WHAT YOU HAVE TO DO |
Reproduce the listing word for word. Skip any image.

Entries taken from a collection
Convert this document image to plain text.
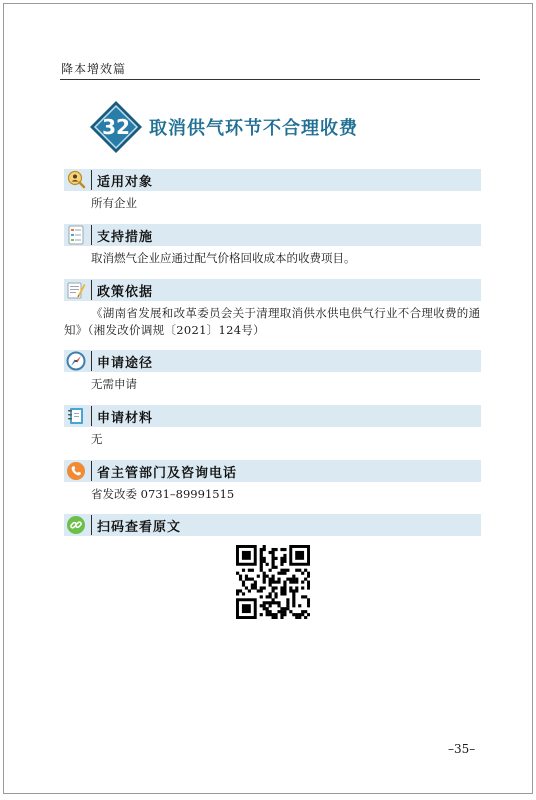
降本增效篇
32	取消供气环节不合理收费
适用对象
所有企业
支持措施
取消燃气企业应通过配气价格回收成本的收费项目。
政策依据
《湖南省发展和改革委员会关于清理取消供水供电供气行业不合理收费的通知》（湘发改价调规〔2021〕124号）
申请途径
无需申请
申请材料
无
省主管部门及咨询电话
省发改委 0731–89991515
扫码查看原文
–35–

SOLUTION FOR THIS PROBLEM |
Convert this document image to plain text.
降本增效篇
32	取消供气环节不合理收费
适用对象
所有企业
支持措施
取消燃气企业应通过配气价格回收成本的收费项目。
政策依据
《湖南省发展和改革委员会关于清理取消供水供电供气行业不合理收费的通知》（湘发改价调规〔2021〕124号）
申请途径
无需申请
申请材料
无
省主管部门及咨询电话
省发改委 0731–89991515
扫码查看原文
–35–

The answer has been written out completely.